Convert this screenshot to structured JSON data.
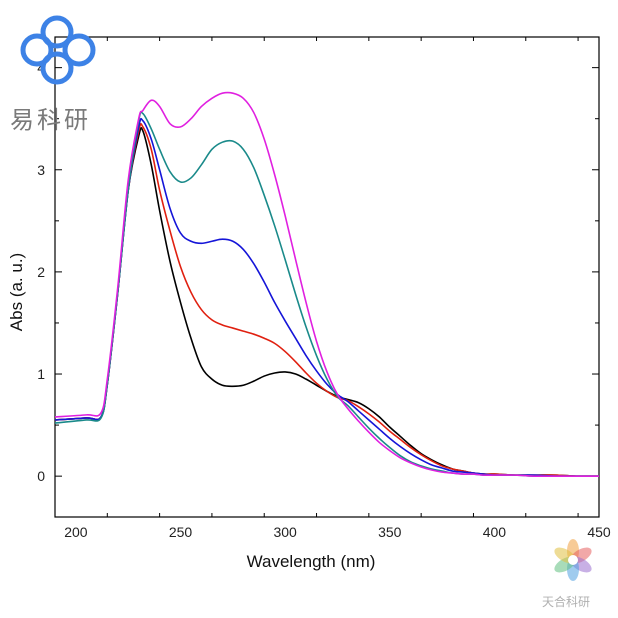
{
  "chart_data": {
    "type": "line",
    "xlabel": "Wavelength (nm)",
    "ylabel": "Abs (a. u.)",
    "xlim": [
      190,
      450
    ],
    "ylim": [
      -0.4,
      4.3
    ],
    "xticks": [
      200,
      250,
      300,
      350,
      400,
      450
    ],
    "yticks": [
      0,
      1,
      2,
      3,
      4
    ],
    "grid": false,
    "legend": "none",
    "series": [
      {
        "color": "#000000",
        "x": [
          190,
          205,
          212,
          215,
          220,
          225,
          230,
          232,
          236,
          240,
          245,
          250,
          255,
          260,
          265,
          270,
          275,
          280,
          285,
          290,
          295,
          300,
          305,
          310,
          315,
          320,
          325,
          330,
          335,
          340,
          345,
          350,
          355,
          360,
          365,
          370,
          375,
          380,
          385,
          390,
          395,
          400,
          410,
          420,
          430,
          440,
          450
        ],
        "y": [
          0.55,
          0.57,
          0.58,
          0.9,
          1.8,
          2.8,
          3.33,
          3.38,
          3.05,
          2.6,
          2.1,
          1.7,
          1.35,
          1.07,
          0.95,
          0.89,
          0.88,
          0.89,
          0.93,
          0.98,
          1.01,
          1.02,
          1.0,
          0.95,
          0.89,
          0.83,
          0.78,
          0.75,
          0.72,
          0.66,
          0.58,
          0.48,
          0.39,
          0.3,
          0.22,
          0.16,
          0.11,
          0.07,
          0.05,
          0.03,
          0.02,
          0.02,
          0.01,
          0.01,
          0.01,
          0.0,
          0.0
        ]
      },
      {
        "color": "#e02010",
        "x": [
          190,
          205,
          212,
          215,
          220,
          225,
          230,
          232,
          236,
          240,
          245,
          250,
          255,
          260,
          265,
          270,
          275,
          280,
          285,
          290,
          295,
          300,
          305,
          310,
          315,
          320,
          325,
          330,
          335,
          340,
          345,
          350,
          355,
          360,
          365,
          370,
          375,
          380,
          385,
          390,
          395,
          400,
          410,
          420,
          430,
          440,
          450
        ],
        "y": [
          0.55,
          0.57,
          0.58,
          0.9,
          1.8,
          2.8,
          3.38,
          3.42,
          3.2,
          2.8,
          2.4,
          2.05,
          1.8,
          1.63,
          1.53,
          1.48,
          1.45,
          1.42,
          1.39,
          1.35,
          1.3,
          1.22,
          1.12,
          1.01,
          0.91,
          0.83,
          0.77,
          0.74,
          0.68,
          0.61,
          0.53,
          0.44,
          0.36,
          0.28,
          0.21,
          0.15,
          0.1,
          0.07,
          0.05,
          0.03,
          0.02,
          0.02,
          0.01,
          0.01,
          0.01,
          0.0,
          0.0
        ]
      },
      {
        "color": "#1515d8",
        "x": [
          190,
          205,
          212,
          215,
          220,
          225,
          230,
          232,
          236,
          240,
          245,
          250,
          255,
          260,
          265,
          270,
          275,
          280,
          285,
          290,
          295,
          300,
          305,
          310,
          315,
          320,
          325,
          330,
          335,
          340,
          345,
          350,
          355,
          360,
          365,
          370,
          375,
          380,
          385,
          390,
          395,
          400,
          410,
          420,
          430,
          440,
          450
        ],
        "y": [
          0.55,
          0.57,
          0.58,
          0.9,
          1.8,
          2.8,
          3.42,
          3.48,
          3.3,
          3.0,
          2.62,
          2.38,
          2.3,
          2.28,
          2.3,
          2.32,
          2.3,
          2.22,
          2.08,
          1.9,
          1.7,
          1.52,
          1.35,
          1.18,
          1.03,
          0.9,
          0.8,
          0.73,
          0.64,
          0.55,
          0.46,
          0.37,
          0.29,
          0.22,
          0.16,
          0.11,
          0.08,
          0.05,
          0.04,
          0.03,
          0.02,
          0.01,
          0.01,
          0.01,
          0.0,
          0.0,
          0.0
        ]
      },
      {
        "color": "#1a8a8a",
        "x": [
          190,
          205,
          212,
          215,
          220,
          225,
          230,
          232,
          236,
          240,
          245,
          250,
          255,
          260,
          265,
          270,
          275,
          280,
          285,
          290,
          295,
          300,
          305,
          310,
          315,
          320,
          325,
          330,
          335,
          340,
          345,
          350,
          355,
          360,
          365,
          370,
          375,
          380,
          385,
          390,
          395,
          400,
          410,
          420,
          430,
          440,
          450
        ],
        "y": [
          0.52,
          0.55,
          0.57,
          0.9,
          1.8,
          2.8,
          3.48,
          3.55,
          3.4,
          3.2,
          2.98,
          2.88,
          2.92,
          3.05,
          3.2,
          3.27,
          3.28,
          3.2,
          3.02,
          2.75,
          2.45,
          2.12,
          1.78,
          1.46,
          1.18,
          0.95,
          0.78,
          0.69,
          0.58,
          0.47,
          0.37,
          0.28,
          0.2,
          0.14,
          0.1,
          0.07,
          0.05,
          0.03,
          0.02,
          0.02,
          0.01,
          0.01,
          0.01,
          0.0,
          0.0,
          0.0,
          0.0
        ]
      },
      {
        "color": "#e020e0",
        "x": [
          190,
          205,
          212,
          215,
          220,
          225,
          230,
          232,
          236,
          240,
          245,
          250,
          255,
          260,
          265,
          270,
          275,
          280,
          285,
          290,
          295,
          300,
          305,
          310,
          315,
          320,
          325,
          330,
          335,
          340,
          345,
          350,
          355,
          360,
          365,
          370,
          375,
          380,
          385,
          390,
          395,
          400,
          410,
          420,
          430,
          440,
          450
        ],
        "y": [
          0.58,
          0.6,
          0.62,
          0.95,
          1.85,
          2.9,
          3.5,
          3.58,
          3.68,
          3.62,
          3.45,
          3.42,
          3.5,
          3.62,
          3.7,
          3.75,
          3.75,
          3.7,
          3.56,
          3.3,
          2.95,
          2.55,
          2.12,
          1.7,
          1.32,
          1.02,
          0.8,
          0.66,
          0.54,
          0.43,
          0.33,
          0.25,
          0.18,
          0.13,
          0.09,
          0.06,
          0.04,
          0.03,
          0.02,
          0.02,
          0.01,
          0.01,
          0.01,
          0.0,
          0.0,
          0.0,
          0.0
        ]
      }
    ]
  },
  "logo": {
    "text": "易科研",
    "color": "#3d82e6",
    "text_color": "#7a7a7a"
  },
  "watermark": {
    "text": "天合科研",
    "colors": [
      "#f0a040",
      "#e66060",
      "#9a70d0",
      "#50a0e0",
      "#60c080",
      "#e0c040"
    ]
  }
}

----

▶ [YOUR GOAL]:
From the listing above, print every entry precisely and drop the pictures.

▶ [CORRECT OUTPUT]:
Convert this screenshot to structured JSON data.
{
  "chart_data": {
    "type": "line",
    "xlabel": "Wavelength (nm)",
    "ylabel": "Abs (a. u.)",
    "xlim": [
      190,
      450
    ],
    "ylim": [
      -0.4,
      4.3
    ],
    "xticks": [
      200,
      250,
      300,
      350,
      400,
      450
    ],
    "yticks": [
      0,
      1,
      2,
      3,
      4
    ],
    "grid": false,
    "legend": "none",
    "series": [
      {
        "color": "#000000",
        "x": [
          190,
          205,
          212,
          215,
          220,
          225,
          230,
          232,
          236,
          240,
          245,
          250,
          255,
          260,
          265,
          270,
          275,
          280,
          285,
          290,
          295,
          300,
          305,
          310,
          315,
          320,
          325,
          330,
          335,
          340,
          345,
          350,
          355,
          360,
          365,
          370,
          375,
          380,
          385,
          390,
          395,
          400,
          410,
          420,
          430,
          440,
          450
        ],
        "y": [
          0.55,
          0.57,
          0.58,
          0.9,
          1.8,
          2.8,
          3.33,
          3.38,
          3.05,
          2.6,
          2.1,
          1.7,
          1.35,
          1.07,
          0.95,
          0.89,
          0.88,
          0.89,
          0.93,
          0.98,
          1.01,
          1.02,
          1.0,
          0.95,
          0.89,
          0.83,
          0.78,
          0.75,
          0.72,
          0.66,
          0.58,
          0.48,
          0.39,
          0.3,
          0.22,
          0.16,
          0.11,
          0.07,
          0.05,
          0.03,
          0.02,
          0.02,
          0.01,
          0.01,
          0.01,
          0.0,
          0.0
        ]
      },
      {
        "color": "#e02010",
        "x": [
          190,
          205,
          212,
          215,
          220,
          225,
          230,
          232,
          236,
          240,
          245,
          250,
          255,
          260,
          265,
          270,
          275,
          280,
          285,
          290,
          295,
          300,
          305,
          310,
          315,
          320,
          325,
          330,
          335,
          340,
          345,
          350,
          355,
          360,
          365,
          370,
          375,
          380,
          385,
          390,
          395,
          400,
          410,
          420,
          430,
          440,
          450
        ],
        "y": [
          0.55,
          0.57,
          0.58,
          0.9,
          1.8,
          2.8,
          3.38,
          3.42,
          3.2,
          2.8,
          2.4,
          2.05,
          1.8,
          1.63,
          1.53,
          1.48,
          1.45,
          1.42,
          1.39,
          1.35,
          1.3,
          1.22,
          1.12,
          1.01,
          0.91,
          0.83,
          0.77,
          0.74,
          0.68,
          0.61,
          0.53,
          0.44,
          0.36,
          0.28,
          0.21,
          0.15,
          0.1,
          0.07,
          0.05,
          0.03,
          0.02,
          0.02,
          0.01,
          0.01,
          0.01,
          0.0,
          0.0
        ]
      },
      {
        "color": "#1515d8",
        "x": [
          190,
          205,
          212,
          215,
          220,
          225,
          230,
          232,
          236,
          240,
          245,
          250,
          255,
          260,
          265,
          270,
          275,
          280,
          285,
          290,
          295,
          300,
          305,
          310,
          315,
          320,
          325,
          330,
          335,
          340,
          345,
          350,
          355,
          360,
          365,
          370,
          375,
          380,
          385,
          390,
          395,
          400,
          410,
          420,
          430,
          440,
          450
        ],
        "y": [
          0.55,
          0.57,
          0.58,
          0.9,
          1.8,
          2.8,
          3.42,
          3.48,
          3.3,
          3.0,
          2.62,
          2.38,
          2.3,
          2.28,
          2.3,
          2.32,
          2.3,
          2.22,
          2.08,
          1.9,
          1.7,
          1.52,
          1.35,
          1.18,
          1.03,
          0.9,
          0.8,
          0.73,
          0.64,
          0.55,
          0.46,
          0.37,
          0.29,
          0.22,
          0.16,
          0.11,
          0.08,
          0.05,
          0.04,
          0.03,
          0.02,
          0.01,
          0.01,
          0.01,
          0.0,
          0.0,
          0.0
        ]
      },
      {
        "color": "#1a8a8a",
        "x": [
          190,
          205,
          212,
          215,
          220,
          225,
          230,
          232,
          236,
          240,
          245,
          250,
          255,
          260,
          265,
          270,
          275,
          280,
          285,
          290,
          295,
          300,
          305,
          310,
          315,
          320,
          325,
          330,
          335,
          340,
          345,
          350,
          355,
          360,
          365,
          370,
          375,
          380,
          385,
          390,
          395,
          400,
          410,
          420,
          430,
          440,
          450
        ],
        "y": [
          0.52,
          0.55,
          0.57,
          0.9,
          1.8,
          2.8,
          3.48,
          3.55,
          3.4,
          3.2,
          2.98,
          2.88,
          2.92,
          3.05,
          3.2,
          3.27,
          3.28,
          3.2,
          3.02,
          2.75,
          2.45,
          2.12,
          1.78,
          1.46,
          1.18,
          0.95,
          0.78,
          0.69,
          0.58,
          0.47,
          0.37,
          0.28,
          0.2,
          0.14,
          0.1,
          0.07,
          0.05,
          0.03,
          0.02,
          0.02,
          0.01,
          0.01,
          0.01,
          0.0,
          0.0,
          0.0,
          0.0
        ]
      },
      {
        "color": "#e020e0",
        "x": [
          190,
          205,
          212,
          215,
          220,
          225,
          230,
          232,
          236,
          240,
          245,
          250,
          255,
          260,
          265,
          270,
          275,
          280,
          285,
          290,
          295,
          300,
          305,
          310,
          315,
          320,
          325,
          330,
          335,
          340,
          345,
          350,
          355,
          360,
          365,
          370,
          375,
          380,
          385,
          390,
          395,
          400,
          410,
          420,
          430,
          440,
          450
        ],
        "y": [
          0.58,
          0.6,
          0.62,
          0.95,
          1.85,
          2.9,
          3.5,
          3.58,
          3.68,
          3.62,
          3.45,
          3.42,
          3.5,
          3.62,
          3.7,
          3.75,
          3.75,
          3.7,
          3.56,
          3.3,
          2.95,
          2.55,
          2.12,
          1.7,
          1.32,
          1.02,
          0.8,
          0.66,
          0.54,
          0.43,
          0.33,
          0.25,
          0.18,
          0.13,
          0.09,
          0.06,
          0.04,
          0.03,
          0.02,
          0.02,
          0.01,
          0.01,
          0.01,
          0.0,
          0.0,
          0.0,
          0.0
        ]
      }
    ]
  },
  "logo": {
    "text": "易科研",
    "color": "#3d82e6",
    "text_color": "#7a7a7a"
  },
  "watermark": {
    "text": "天合科研",
    "colors": [
      "#f0a040",
      "#e66060",
      "#9a70d0",
      "#50a0e0",
      "#60c080",
      "#e0c040"
    ]
  }
}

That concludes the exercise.